EXERCISE AIM -> Can you write out all of the material below, word for word?

Excerpt from a dataset:

════════════════

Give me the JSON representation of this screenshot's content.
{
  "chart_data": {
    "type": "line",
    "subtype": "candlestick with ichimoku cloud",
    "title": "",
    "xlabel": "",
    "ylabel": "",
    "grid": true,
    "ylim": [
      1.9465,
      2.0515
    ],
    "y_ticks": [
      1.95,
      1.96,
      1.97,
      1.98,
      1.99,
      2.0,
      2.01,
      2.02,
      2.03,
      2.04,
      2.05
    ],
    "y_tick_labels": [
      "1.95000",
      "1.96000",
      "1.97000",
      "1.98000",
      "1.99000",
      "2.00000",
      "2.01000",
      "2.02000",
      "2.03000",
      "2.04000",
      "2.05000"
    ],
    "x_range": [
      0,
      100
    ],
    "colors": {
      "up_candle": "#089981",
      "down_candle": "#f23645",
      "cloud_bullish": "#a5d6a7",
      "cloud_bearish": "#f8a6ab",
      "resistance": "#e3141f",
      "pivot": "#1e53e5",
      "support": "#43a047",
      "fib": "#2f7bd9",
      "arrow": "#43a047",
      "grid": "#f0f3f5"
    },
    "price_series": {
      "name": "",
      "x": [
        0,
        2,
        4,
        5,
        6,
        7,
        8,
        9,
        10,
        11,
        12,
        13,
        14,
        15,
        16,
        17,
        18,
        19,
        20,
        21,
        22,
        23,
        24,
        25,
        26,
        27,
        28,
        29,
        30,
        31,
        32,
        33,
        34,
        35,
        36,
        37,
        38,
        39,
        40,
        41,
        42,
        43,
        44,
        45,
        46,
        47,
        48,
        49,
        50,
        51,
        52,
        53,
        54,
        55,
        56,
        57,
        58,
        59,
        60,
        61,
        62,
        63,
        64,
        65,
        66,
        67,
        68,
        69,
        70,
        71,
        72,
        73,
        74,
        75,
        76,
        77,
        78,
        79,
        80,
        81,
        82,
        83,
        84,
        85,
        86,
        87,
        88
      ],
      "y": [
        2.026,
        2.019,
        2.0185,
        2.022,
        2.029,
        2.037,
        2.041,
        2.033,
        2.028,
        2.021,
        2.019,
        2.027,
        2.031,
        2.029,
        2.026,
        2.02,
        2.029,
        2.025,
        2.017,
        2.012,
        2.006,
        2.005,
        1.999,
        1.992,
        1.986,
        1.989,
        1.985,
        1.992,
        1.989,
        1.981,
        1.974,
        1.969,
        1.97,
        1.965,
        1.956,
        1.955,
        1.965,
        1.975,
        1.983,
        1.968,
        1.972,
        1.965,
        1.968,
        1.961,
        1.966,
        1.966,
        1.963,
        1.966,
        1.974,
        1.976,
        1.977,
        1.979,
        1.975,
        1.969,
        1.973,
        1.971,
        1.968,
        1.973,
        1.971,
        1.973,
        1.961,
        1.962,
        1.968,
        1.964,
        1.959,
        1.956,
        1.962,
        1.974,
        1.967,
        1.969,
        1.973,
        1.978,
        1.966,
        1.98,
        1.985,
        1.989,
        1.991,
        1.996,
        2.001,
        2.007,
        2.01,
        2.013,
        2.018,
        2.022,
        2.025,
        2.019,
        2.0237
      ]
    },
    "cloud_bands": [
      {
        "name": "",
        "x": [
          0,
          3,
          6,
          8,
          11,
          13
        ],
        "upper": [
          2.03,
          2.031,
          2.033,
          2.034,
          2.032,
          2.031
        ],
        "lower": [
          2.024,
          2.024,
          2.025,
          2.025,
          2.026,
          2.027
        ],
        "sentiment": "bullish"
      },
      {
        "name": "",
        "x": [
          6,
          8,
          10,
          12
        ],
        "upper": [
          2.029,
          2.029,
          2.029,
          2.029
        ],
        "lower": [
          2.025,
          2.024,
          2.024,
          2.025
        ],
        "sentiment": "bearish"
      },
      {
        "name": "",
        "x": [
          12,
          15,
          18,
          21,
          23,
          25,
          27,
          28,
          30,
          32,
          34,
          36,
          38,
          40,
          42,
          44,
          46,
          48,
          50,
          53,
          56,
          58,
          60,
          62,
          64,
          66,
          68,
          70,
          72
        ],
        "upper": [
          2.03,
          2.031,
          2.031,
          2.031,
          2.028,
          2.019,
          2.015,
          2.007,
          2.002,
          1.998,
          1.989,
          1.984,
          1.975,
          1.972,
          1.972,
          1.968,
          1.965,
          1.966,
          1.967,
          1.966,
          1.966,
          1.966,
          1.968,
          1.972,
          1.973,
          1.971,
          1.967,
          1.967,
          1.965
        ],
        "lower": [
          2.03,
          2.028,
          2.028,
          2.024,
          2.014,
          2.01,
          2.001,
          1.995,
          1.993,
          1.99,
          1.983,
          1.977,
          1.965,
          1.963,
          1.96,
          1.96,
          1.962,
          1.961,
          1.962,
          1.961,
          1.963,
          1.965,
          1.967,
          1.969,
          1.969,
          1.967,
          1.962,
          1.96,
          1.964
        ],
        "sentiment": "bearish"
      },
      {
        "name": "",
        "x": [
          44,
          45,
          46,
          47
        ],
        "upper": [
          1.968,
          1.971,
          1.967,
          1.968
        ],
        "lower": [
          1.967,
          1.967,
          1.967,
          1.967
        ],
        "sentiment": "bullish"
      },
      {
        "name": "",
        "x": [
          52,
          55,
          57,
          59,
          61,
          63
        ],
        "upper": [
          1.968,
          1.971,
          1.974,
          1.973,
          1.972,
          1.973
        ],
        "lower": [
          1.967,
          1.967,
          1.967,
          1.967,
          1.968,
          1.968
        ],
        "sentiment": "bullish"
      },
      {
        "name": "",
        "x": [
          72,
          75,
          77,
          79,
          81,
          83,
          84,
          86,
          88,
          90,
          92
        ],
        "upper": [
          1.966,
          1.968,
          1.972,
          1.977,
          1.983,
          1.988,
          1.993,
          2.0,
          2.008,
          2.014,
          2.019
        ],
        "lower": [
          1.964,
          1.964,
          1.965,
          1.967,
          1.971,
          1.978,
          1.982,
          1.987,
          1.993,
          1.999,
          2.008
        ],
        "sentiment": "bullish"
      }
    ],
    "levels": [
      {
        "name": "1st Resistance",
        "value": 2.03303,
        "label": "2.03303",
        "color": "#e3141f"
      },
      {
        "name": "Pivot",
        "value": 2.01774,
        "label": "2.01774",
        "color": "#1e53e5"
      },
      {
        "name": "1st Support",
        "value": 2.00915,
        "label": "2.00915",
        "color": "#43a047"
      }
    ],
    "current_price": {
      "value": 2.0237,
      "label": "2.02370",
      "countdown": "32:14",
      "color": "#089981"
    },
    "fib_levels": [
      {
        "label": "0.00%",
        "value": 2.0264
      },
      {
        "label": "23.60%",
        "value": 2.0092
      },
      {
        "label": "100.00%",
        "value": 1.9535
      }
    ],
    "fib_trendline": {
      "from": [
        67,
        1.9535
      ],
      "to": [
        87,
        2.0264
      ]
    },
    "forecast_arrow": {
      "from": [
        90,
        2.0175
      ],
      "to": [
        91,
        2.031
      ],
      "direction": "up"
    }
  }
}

════════════════

EXERCISE ANSWER ->
Give me the JSON representation of this screenshot's content.
{
  "chart_data": {
    "type": "line",
    "subtype": "candlestick with ichimoku cloud",
    "title": "",
    "xlabel": "",
    "ylabel": "",
    "grid": true,
    "ylim": [
      1.9465,
      2.0515
    ],
    "y_ticks": [
      1.95,
      1.96,
      1.97,
      1.98,
      1.99,
      2.0,
      2.01,
      2.02,
      2.03,
      2.04,
      2.05
    ],
    "y_tick_labels": [
      "1.95000",
      "1.96000",
      "1.97000",
      "1.98000",
      "1.99000",
      "2.00000",
      "2.01000",
      "2.02000",
      "2.03000",
      "2.04000",
      "2.05000"
    ],
    "x_range": [
      0,
      100
    ],
    "colors": {
      "up_candle": "#089981",
      "down_candle": "#f23645",
      "cloud_bullish": "#a5d6a7",
      "cloud_bearish": "#f8a6ab",
      "resistance": "#e3141f",
      "pivot": "#1e53e5",
      "support": "#43a047",
      "fib": "#2f7bd9",
      "arrow": "#43a047",
      "grid": "#f0f3f5"
    },
    "price_series": {
      "name": "",
      "x": [
        0,
        2,
        4,
        5,
        6,
        7,
        8,
        9,
        10,
        11,
        12,
        13,
        14,
        15,
        16,
        17,
        18,
        19,
        20,
        21,
        22,
        23,
        24,
        25,
        26,
        27,
        28,
        29,
        30,
        31,
        32,
        33,
        34,
        35,
        36,
        37,
        38,
        39,
        40,
        41,
        42,
        43,
        44,
        45,
        46,
        47,
        48,
        49,
        50,
        51,
        52,
        53,
        54,
        55,
        56,
        57,
        58,
        59,
        60,
        61,
        62,
        63,
        64,
        65,
        66,
        67,
        68,
        69,
        70,
        71,
        72,
        73,
        74,
        75,
        76,
        77,
        78,
        79,
        80,
        81,
        82,
        83,
        84,
        85,
        86,
        87,
        88
      ],
      "y": [
        2.026,
        2.019,
        2.0185,
        2.022,
        2.029,
        2.037,
        2.041,
        2.033,
        2.028,
        2.021,
        2.019,
        2.027,
        2.031,
        2.029,
        2.026,
        2.02,
        2.029,
        2.025,
        2.017,
        2.012,
        2.006,
        2.005,
        1.999,
        1.992,
        1.986,
        1.989,
        1.985,
        1.992,
        1.989,
        1.981,
        1.974,
        1.969,
        1.97,
        1.965,
        1.956,
        1.955,
        1.965,
        1.975,
        1.983,
        1.968,
        1.972,
        1.965,
        1.968,
        1.961,
        1.966,
        1.966,
        1.963,
        1.966,
        1.974,
        1.976,
        1.977,
        1.979,
        1.975,
        1.969,
        1.973,
        1.971,
        1.968,
        1.973,
        1.971,
        1.973,
        1.961,
        1.962,
        1.968,
        1.964,
        1.959,
        1.956,
        1.962,
        1.974,
        1.967,
        1.969,
        1.973,
        1.978,
        1.966,
        1.98,
        1.985,
        1.989,
        1.991,
        1.996,
        2.001,
        2.007,
        2.01,
        2.013,
        2.018,
        2.022,
        2.025,
        2.019,
        2.0237
      ]
    },
    "cloud_bands": [
      {
        "name": "",
        "x": [
          0,
          3,
          6,
          8,
          11,
          13
        ],
        "upper": [
          2.03,
          2.031,
          2.033,
          2.034,
          2.032,
          2.031
        ],
        "lower": [
          2.024,
          2.024,
          2.025,
          2.025,
          2.026,
          2.027
        ],
        "sentiment": "bullish"
      },
      {
        "name": "",
        "x": [
          6,
          8,
          10,
          12
        ],
        "upper": [
          2.029,
          2.029,
          2.029,
          2.029
        ],
        "lower": [
          2.025,
          2.024,
          2.024,
          2.025
        ],
        "sentiment": "bearish"
      },
      {
        "name": "",
        "x": [
          12,
          15,
          18,
          21,
          23,
          25,
          27,
          28,
          30,
          32,
          34,
          36,
          38,
          40,
          42,
          44,
          46,
          48,
          50,
          53,
          56,
          58,
          60,
          62,
          64,
          66,
          68,
          70,
          72
        ],
        "upper": [
          2.03,
          2.031,
          2.031,
          2.031,
          2.028,
          2.019,
          2.015,
          2.007,
          2.002,
          1.998,
          1.989,
          1.984,
          1.975,
          1.972,
          1.972,
          1.968,
          1.965,
          1.966,
          1.967,
          1.966,
          1.966,
          1.966,
          1.968,
          1.972,
          1.973,
          1.971,
          1.967,
          1.967,
          1.965
        ],
        "lower": [
          2.03,
          2.028,
          2.028,
          2.024,
          2.014,
          2.01,
          2.001,
          1.995,
          1.993,
          1.99,
          1.983,
          1.977,
          1.965,
          1.963,
          1.96,
          1.96,
          1.962,
          1.961,
          1.962,
          1.961,
          1.963,
          1.965,
          1.967,
          1.969,
          1.969,
          1.967,
          1.962,
          1.96,
          1.964
        ],
        "sentiment": "bearish"
      },
      {
        "name": "",
        "x": [
          44,
          45,
          46,
          47
        ],
        "upper": [
          1.968,
          1.971,
          1.967,
          1.968
        ],
        "lower": [
          1.967,
          1.967,
          1.967,
          1.967
        ],
        "sentiment": "bullish"
      },
      {
        "name": "",
        "x": [
          52,
          55,
          57,
          59,
          61,
          63
        ],
        "upper": [
          1.968,
          1.971,
          1.974,
          1.973,
          1.972,
          1.973
        ],
        "lower": [
          1.967,
          1.967,
          1.967,
          1.967,
          1.968,
          1.968
        ],
        "sentiment": "bullish"
      },
      {
        "name": "",
        "x": [
          72,
          75,
          77,
          79,
          81,
          83,
          84,
          86,
          88,
          90,
          92
        ],
        "upper": [
          1.966,
          1.968,
          1.972,
          1.977,
          1.983,
          1.988,
          1.993,
          2.0,
          2.008,
          2.014,
          2.019
        ],
        "lower": [
          1.964,
          1.964,
          1.965,
          1.967,
          1.971,
          1.978,
          1.982,
          1.987,
          1.993,
          1.999,
          2.008
        ],
        "sentiment": "bullish"
      }
    ],
    "levels": [
      {
        "name": "1st Resistance",
        "value": 2.03303,
        "label": "2.03303",
        "color": "#e3141f"
      },
      {
        "name": "Pivot",
        "value": 2.01774,
        "label": "2.01774",
        "color": "#1e53e5"
      },
      {
        "name": "1st Support",
        "value": 2.00915,
        "label": "2.00915",
        "color": "#43a047"
      }
    ],
    "current_price": {
      "value": 2.0237,
      "label": "2.02370",
      "countdown": "32:14",
      "color": "#089981"
    },
    "fib_levels": [
      {
        "label": "0.00%",
        "value": 2.0264
      },
      {
        "label": "23.60%",
        "value": 2.0092
      },
      {
        "label": "100.00%",
        "value": 1.9535
      }
    ],
    "fib_trendline": {
      "from": [
        67,
        1.9535
      ],
      "to": [
        87,
        2.0264
      ]
    },
    "forecast_arrow": {
      "from": [
        90,
        2.0175
      ],
      "to": [
        91,
        2.031
      ],
      "direction": "up"
    }
  }
}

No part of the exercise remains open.